JOB —
Print the records below exactly as they appear.

Stored data entries —
——
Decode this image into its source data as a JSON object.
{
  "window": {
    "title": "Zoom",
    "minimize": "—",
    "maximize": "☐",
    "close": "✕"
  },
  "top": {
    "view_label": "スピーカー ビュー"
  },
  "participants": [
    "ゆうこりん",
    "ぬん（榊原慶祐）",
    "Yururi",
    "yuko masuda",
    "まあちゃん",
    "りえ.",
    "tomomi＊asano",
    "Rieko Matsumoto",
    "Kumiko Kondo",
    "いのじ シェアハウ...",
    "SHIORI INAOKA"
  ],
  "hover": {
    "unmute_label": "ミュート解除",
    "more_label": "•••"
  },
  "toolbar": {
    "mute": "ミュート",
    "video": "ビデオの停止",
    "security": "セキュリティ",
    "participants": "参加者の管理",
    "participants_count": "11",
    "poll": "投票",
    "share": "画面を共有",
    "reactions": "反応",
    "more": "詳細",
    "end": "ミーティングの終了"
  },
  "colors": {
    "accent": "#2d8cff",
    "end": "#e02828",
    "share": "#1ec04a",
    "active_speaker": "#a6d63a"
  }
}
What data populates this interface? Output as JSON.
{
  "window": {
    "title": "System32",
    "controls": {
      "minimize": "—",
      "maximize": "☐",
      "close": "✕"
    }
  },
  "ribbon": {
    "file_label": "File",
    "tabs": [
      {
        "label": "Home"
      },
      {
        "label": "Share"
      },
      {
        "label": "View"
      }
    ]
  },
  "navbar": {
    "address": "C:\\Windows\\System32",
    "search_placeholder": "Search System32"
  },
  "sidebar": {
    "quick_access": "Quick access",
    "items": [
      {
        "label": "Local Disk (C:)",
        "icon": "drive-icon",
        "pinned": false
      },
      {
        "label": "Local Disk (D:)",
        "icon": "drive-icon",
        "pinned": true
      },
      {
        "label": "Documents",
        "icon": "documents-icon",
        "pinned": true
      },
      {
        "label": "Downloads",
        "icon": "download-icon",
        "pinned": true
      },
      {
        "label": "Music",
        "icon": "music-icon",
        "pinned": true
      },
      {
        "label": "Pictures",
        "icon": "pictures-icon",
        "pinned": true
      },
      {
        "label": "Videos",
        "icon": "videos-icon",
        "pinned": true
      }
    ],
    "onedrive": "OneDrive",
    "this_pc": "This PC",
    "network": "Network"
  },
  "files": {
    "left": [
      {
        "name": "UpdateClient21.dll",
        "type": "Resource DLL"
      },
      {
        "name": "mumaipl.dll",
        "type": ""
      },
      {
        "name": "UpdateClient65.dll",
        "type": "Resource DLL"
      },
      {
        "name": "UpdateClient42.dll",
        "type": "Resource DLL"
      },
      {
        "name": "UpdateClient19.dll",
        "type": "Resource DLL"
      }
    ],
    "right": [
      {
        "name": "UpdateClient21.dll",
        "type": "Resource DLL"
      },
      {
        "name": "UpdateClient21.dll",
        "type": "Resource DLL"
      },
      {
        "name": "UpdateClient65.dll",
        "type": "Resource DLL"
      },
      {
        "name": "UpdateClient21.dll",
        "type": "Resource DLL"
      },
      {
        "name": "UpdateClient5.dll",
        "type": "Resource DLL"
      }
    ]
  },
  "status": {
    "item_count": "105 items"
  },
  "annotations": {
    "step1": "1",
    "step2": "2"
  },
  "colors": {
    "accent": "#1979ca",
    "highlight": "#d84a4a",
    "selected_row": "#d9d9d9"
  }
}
——
RESPONSE FOR THIS EXERCISE —
Decode this image into its source data as a JSON object.
{
  "window": {
    "title": "Zoom",
    "minimize": "—",
    "maximize": "☐",
    "close": "✕"
  },
  "top": {
    "view_label": "スピーカー ビュー"
  },
  "participants": [
    "ゆうこりん",
    "ぬん（榊原慶祐）",
    "Yururi",
    "yuko masuda",
    "まあちゃん",
    "りえ.",
    "tomomi＊asano",
    "Rieko Matsumoto",
    "Kumiko Kondo",
    "いのじ シェアハウ...",
    "SHIORI INAOKA"
  ],
  "hover": {
    "unmute_label": "ミュート解除",
    "more_label": "•••"
  },
  "toolbar": {
    "mute": "ミュート",
    "video": "ビデオの停止",
    "security": "セキュリティ",
    "participants": "参加者の管理",
    "participants_count": "11",
    "poll": "投票",
    "share": "画面を共有",
    "reactions": "反応",
    "more": "詳細",
    "end": "ミーティングの終了"
  },
  "colors": {
    "accent": "#2d8cff",
    "end": "#e02828",
    "share": "#1ec04a",
    "active_speaker": "#a6d63a"
  }
}
What data populates this interface? Output as JSON.
{
  "window": {
    "title": "System32",
    "controls": {
      "minimize": "—",
      "maximize": "☐",
      "close": "✕"
    }
  },
  "ribbon": {
    "file_label": "File",
    "tabs": [
      {
        "label": "Home"
      },
      {
        "label": "Share"
      },
      {
        "label": "View"
      }
    ]
  },
  "navbar": {
    "address": "C:\\Windows\\System32",
    "search_placeholder": "Search System32"
  },
  "sidebar": {
    "quick_access": "Quick access",
    "items": [
      {
        "label": "Local Disk (C:)",
        "icon": "drive-icon",
        "pinned": false
      },
      {
        "label": "Local Disk (D:)",
        "icon": "drive-icon",
        "pinned": true
      },
      {
        "label": "Documents",
        "icon": "documents-icon",
        "pinned": true
      },
      {
        "label": "Downloads",
        "icon": "download-icon",
        "pinned": true
      },
      {
        "label": "Music",
        "icon": "music-icon",
        "pinned": true
      },
      {
        "label": "Pictures",
        "icon": "pictures-icon",
        "pinned": true
      },
      {
        "label": "Videos",
        "icon": "videos-icon",
        "pinned": true
      }
    ],
    "onedrive": "OneDrive",
    "this_pc": "This PC",
    "network": "Network"
  },
  "files": {
    "left": [
      {
        "name": "UpdateClient21.dll",
        "type": "Resource DLL"
      },
      {
        "name": "mumaipl.dll",
        "type": ""
      },
      {
        "name": "UpdateClient65.dll",
        "type": "Resource DLL"
      },
      {
        "name": "UpdateClient42.dll",
        "type": "Resource DLL"
      },
      {
        "name": "UpdateClient19.dll",
        "type": "Resource DLL"
      }
    ],
    "right": [
      {
        "name": "UpdateClient21.dll",
        "type": "Resource DLL"
      },
      {
        "name": "UpdateClient21.dll",
        "type": "Resource DLL"
      },
      {
        "name": "UpdateClient65.dll",
        "type": "Resource DLL"
      },
      {
        "name": "UpdateClient21.dll",
        "type": "Resource DLL"
      },
      {
        "name": "UpdateClient5.dll",
        "type": "Resource DLL"
      }
    ]
  },
  "status": {
    "item_count": "105 items"
  },
  "annotations": {
    "step1": "1",
    "step2": "2"
  },
  "colors": {
    "accent": "#1979ca",
    "highlight": "#d84a4a",
    "selected_row": "#d9d9d9"
  }
}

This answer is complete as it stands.